=== Data shown ===
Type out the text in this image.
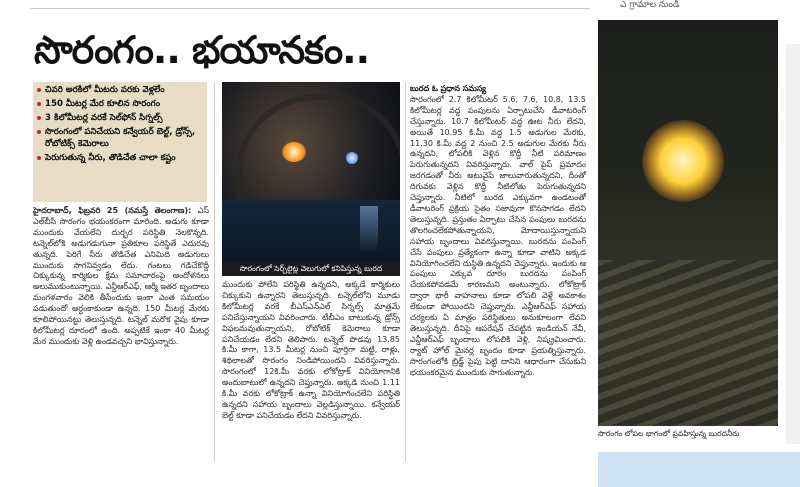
ఎ గ్రామాల నుండి
సొరంగం.. భయానకం..
చివరి అరకిలో మీటరు వరకు వెళ్లలేం
150 మీటర్ల మేర కూలిన సొరంగం
3 కిలోమీటర్ల వరకే సెల్‌ఫోన్ సిగ్నల్స్
సొరంగంలో పనిచేయని కన్వేయర్ బెల్ట్, డ్రోన్స్, రోబోటిక్స్ కెమెరాలు
పెరుగుతున్న నీరు, తొడిచేత చాలా కష్టం
సొరంగంలో సెర్చ్‌లైట్ల వెలుగులో కనిపిస్తున్న బురద
హైదరాబాద్, ఫిబ్రవరి 25 (నమస్తే తెలంగాణ): ఎస్ ఎల్‌బీసీ సొరంగం భయంకరంగా మారింది. అడుగు కూడా ముందుకు వేయలేని దుర్భర పరిస్థితి నెలకొన్నది. టన్నెల్‌లోకి అడుగడుగునా ప్రతికూల పరిస్థితే ఎదురవు తున్నది. పెరిగే నీరు తొడిచేత ఎనిమిది అడుగులు ముందుకు సాగనివ్వడం లేదు. గంటలు గడిచేకొద్దీ చిక్కుకున్న కార్మికుల క్షేమ సమాచారంపై ఆందోళనలు అలుముకుంటున్నాయి. ఎన్డీఆర్‌ఎఫ్, ఆర్మీ ఇతర బృందాలు మంగళవారం వెలికి తీసేందుకు ఇంకా ఎంత సమయం పడుతుందో అర్ధంకాకుండా ఉన్నది. 150 మీటర్ల మేరకు కూలిపోయినట్టు తెలుస్తున్నది. టన్నెల్ మరొక వైపు కూడా కిలోమీటర్ల దూరంలో ఉంది. అప్పటికే ఇంకా 40 మీటర్ల మేర ముందుకు వెళ్లి ఉండవచ్చని భావిస్తున్నారు.
ముందుకు పోలేని పరిస్థితి ఉన్నదని, అక్కడే కార్మికులు చిక్కుకుని ఉన్నారని తెలుస్తున్నది. టన్నెల్‌లోని మూడు కిలోమీటర్ల వరకే బీఎస్‌ఎన్‌ఎల్ సిగ్నల్స్ మాత్రమే పనిచేస్తున్నాయని వివరించారు. టీబీఎం బాటుకున్న డ్రోన్స్ విఫలమవుతున్నాయని, రోబోటిక్ కెమెరాలు కూడా పనిచేయడం లేదని తెలిపారు. టన్నెల్ పొడవు 13.85 కి.మీ కాగా, 13.5 మీటర్ల నుంచి పూర్తిగా మట్టి, రాళ్లు, శిథిలాలతో సొరంగం నిండిపోయిందని వివరిస్తున్నారు. సొరంగంలో 12కి.మీ వరకు లోకోట్రాక్ వినియోగానికి అందుబాటులో ఉన్నదని చెప్తున్నారు. అక్కడి నుంచి 1.11 కి.మీ వరకు లోకోట్రాక్ ఉన్నా వినియోగించలేని పరిస్థితి ఉన్నదని సహాయ బృందాలు వెల్లడిస్తున్నాయి. కన్వేయర్ బెల్ట్ కూడా పనిచేయడం లేదని వివరిస్తున్నారు.
బురద ఓ ప్రధాన సమస్య
సొరంగంలో 2.7 కిలోమీటర్ 5.6, 7.6, 10.8, 13.5 కిలోమీటర్ల వద్ద పంపులను ఏర్పాటుచేసి డీవాటరింగ్ చేస్తున్నారు. 10.7 కిలోమీటర్ వద్ద ఊట నీరు లేదని, అయితే 10.95 కి.మీ వద్ద 1.5 అడుగుల మేరకు, 11.30 కి.మీ వద్ద 2 నుంచి 2.5 అడుగుల మేరకు నీరు ఉన్నదని, లోపలికి వెళ్లిన కొద్దీ నీటి పరిమాణం పెరుగుతున్నదని వివరిస్తున్నారు. వాల్ పైప్ ప్రమాదం జరగడంతో నీరు అటువైపే జాలువారుతున్నదని, దీంతో దిగువకు వెళ్లిన కొద్దీ నీటిలోతు పెరుగుతున్నదని చెప్తున్నారు. నీటిలో బురద ఎక్కువగా ఉండటంతో డీవాటరింగ్ ప్రక్రియ సైతం సజావుగా కొనసాగడం లేదని తెలుస్తున్నది. ప్రస్తుతం ఏర్పాటు చేసిన పంపులు బురదను తొలగించలేకపోతున్నాయని, మోదాయిస్తున్నాయని సహాయ బృందాలు వివరిస్తున్నాయి. బురదను పంపింగ్ చేసే పంపులు ప్రత్యేకంగా ఉన్నా కూడా వాటిని అక్కడ వినియోగించలేని దుస్థితి ఉన్నదని చెప్తున్నారు. ఇందుకు ఆ పంపులు ఎక్కువ దూరం బురదను పంపింగ్ చేయకపోవడమే కారణమని అంటున్నారు. లోకోట్రాక్ ద్వారా భారీ వాహనాలు కూడా లోపలి వెళ్లే అవకాశం లేకుండా పోయిందని చెప్తున్నారు. ఎన్డీఆర్‌ఎఫ్ సహాయ చర్యలకు ఏ మాత్రం పరిస్థితులు అనుకూలంగా లేవని తెలుస్తున్నది. దీనిపై ఆపరేషన్ చేపట్టిన ఇండియన్ నేవీ, ఎన్డీఆర్‌ఎఫ్ బృందాలు లోపలికి వెళ్లి, నిష్క్రమించారు. ర్యాట్ హోల్ మైనర్ల బృందం కూడా ప్రయత్నిస్తున్నారు. సొరంగంలోకి బ్రిడ్జ్ పైపు పెట్టి దానిని ఆధారంగా చేసుకుని భయంకరమైన ముందుకు సాగుతున్నారు.
సొరంగం లోపల భాగంలో ప్రవహిస్తున్న బురదనీరు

=== What is being asked ===
Omit every picture, then repeat the remaining data exactly as it appears above.

=== Complete output ===
Type out the text in this image.
ఎ గ్రామాల నుండి
సొరంగం.. భయానకం..
చివరి అరకిలో మీటరు వరకు వెళ్లలేం
150 మీటర్ల మేర కూలిన సొరంగం
3 కిలోమీటర్ల వరకే సెల్‌ఫోన్ సిగ్నల్స్
సొరంగంలో పనిచేయని కన్వేయర్ బెల్ట్, డ్రోన్స్, రోబోటిక్స్ కెమెరాలు
పెరుగుతున్న నీరు, తొడిచేత చాలా కష్టం
సొరంగంలో సెర్చ్‌లైట్ల వెలుగులో కనిపిస్తున్న బురద
హైదరాబాద్, ఫిబ్రవరి 25 (నమస్తే తెలంగాణ): ఎస్ ఎల్‌బీసీ సొరంగం భయంకరంగా మారింది. అడుగు కూడా ముందుకు వేయలేని దుర్భర పరిస్థితి నెలకొన్నది. టన్నెల్‌లోకి అడుగడుగునా ప్రతికూల పరిస్థితే ఎదురవు తున్నది. పెరిగే నీరు తొడిచేత ఎనిమిది అడుగులు ముందుకు సాగనివ్వడం లేదు. గంటలు గడిచేకొద్దీ చిక్కుకున్న కార్మికుల క్షేమ సమాచారంపై ఆందోళనలు అలుముకుంటున్నాయి. ఎన్డీఆర్‌ఎఫ్, ఆర్మీ ఇతర బృందాలు మంగళవారం వెలికి తీసేందుకు ఇంకా ఎంత సమయం పడుతుందో అర్ధంకాకుండా ఉన్నది. 150 మీటర్ల మేరకు కూలిపోయినట్టు తెలుస్తున్నది. టన్నెల్ మరొక వైపు కూడా కిలోమీటర్ల దూరంలో ఉంది. అప్పటికే ఇంకా 40 మీటర్ల మేర ముందుకు వెళ్లి ఉండవచ్చని భావిస్తున్నారు.
ముందుకు పోలేని పరిస్థితి ఉన్నదని, అక్కడే కార్మికులు చిక్కుకుని ఉన్నారని తెలుస్తున్నది. టన్నెల్‌లోని మూడు కిలోమీటర్ల వరకే బీఎస్‌ఎన్‌ఎల్ సిగ్నల్స్ మాత్రమే పనిచేస్తున్నాయని వివరించారు. టీబీఎం బాటుకున్న డ్రోన్స్ విఫలమవుతున్నాయని, రోబోటిక్ కెమెరాలు కూడా పనిచేయడం లేదని తెలిపారు. టన్నెల్ పొడవు 13.85 కి.మీ కాగా, 13.5 మీటర్ల నుంచి పూర్తిగా మట్టి, రాళ్లు, శిథిలాలతో సొరంగం నిండిపోయిందని వివరిస్తున్నారు. సొరంగంలో 12కి.మీ వరకు లోకోట్రాక్ వినియోగానికి అందుబాటులో ఉన్నదని చెప్తున్నారు. అక్కడి నుంచి 1.11 కి.మీ వరకు లోకోట్రాక్ ఉన్నా వినియోగించలేని పరిస్థితి ఉన్నదని సహాయ బృందాలు వెల్లడిస్తున్నాయి. కన్వేయర్ బెల్ట్ కూడా పనిచేయడం లేదని వివరిస్తున్నారు.
బురద ఓ ప్రధాన సమస్య
సొరంగంలో 2.7 కిలోమీటర్ 5.6, 7.6, 10.8, 13.5 కిలోమీటర్ల వద్ద పంపులను ఏర్పాటుచేసి డీవాటరింగ్ చేస్తున్నారు. 10.7 కిలోమీటర్ వద్ద ఊట నీరు లేదని, అయితే 10.95 కి.మీ వద్ద 1.5 అడుగుల మేరకు, 11.30 కి.మీ వద్ద 2 నుంచి 2.5 అడుగుల మేరకు నీరు ఉన్నదని, లోపలికి వెళ్లిన కొద్దీ నీటి పరిమాణం పెరుగుతున్నదని వివరిస్తున్నారు. వాల్ పైప్ ప్రమాదం జరగడంతో నీరు అటువైపే జాలువారుతున్నదని, దీంతో దిగువకు వెళ్లిన కొద్దీ నీటిలోతు పెరుగుతున్నదని చెప్తున్నారు. నీటిలో బురద ఎక్కువగా ఉండటంతో డీవాటరింగ్ ప్రక్రియ సైతం సజావుగా కొనసాగడం లేదని తెలుస్తున్నది. ప్రస్తుతం ఏర్పాటు చేసిన పంపులు బురదను తొలగించలేకపోతున్నాయని, మోదాయిస్తున్నాయని సహాయ బృందాలు వివరిస్తున్నాయి. బురదను పంపింగ్ చేసే పంపులు ప్రత్యేకంగా ఉన్నా కూడా వాటిని అక్కడ వినియోగించలేని దుస్థితి ఉన్నదని చెప్తున్నారు. ఇందుకు ఆ పంపులు ఎక్కువ దూరం బురదను పంపింగ్ చేయకపోవడమే కారణమని అంటున్నారు. లోకోట్రాక్ ద్వారా భారీ వాహనాలు కూడా లోపలి వెళ్లే అవకాశం లేకుండా పోయిందని చెప్తున్నారు. ఎన్డీఆర్‌ఎఫ్ సహాయ చర్యలకు ఏ మాత్రం పరిస్థితులు అనుకూలంగా లేవని తెలుస్తున్నది. దీనిపై ఆపరేషన్ చేపట్టిన ఇండియన్ నేవీ, ఎన్డీఆర్‌ఎఫ్ బృందాలు లోపలికి వెళ్లి, నిష్క్రమించారు. ర్యాట్ హోల్ మైనర్ల బృందం కూడా ప్రయత్నిస్తున్నారు. సొరంగంలోకి బ్రిడ్జ్ పైపు పెట్టి దానిని ఆధారంగా చేసుకుని భయంకరమైన ముందుకు సాగుతున్నారు.
సొరంగం లోపల భాగంలో ప్రవహిస్తున్న బురదనీరు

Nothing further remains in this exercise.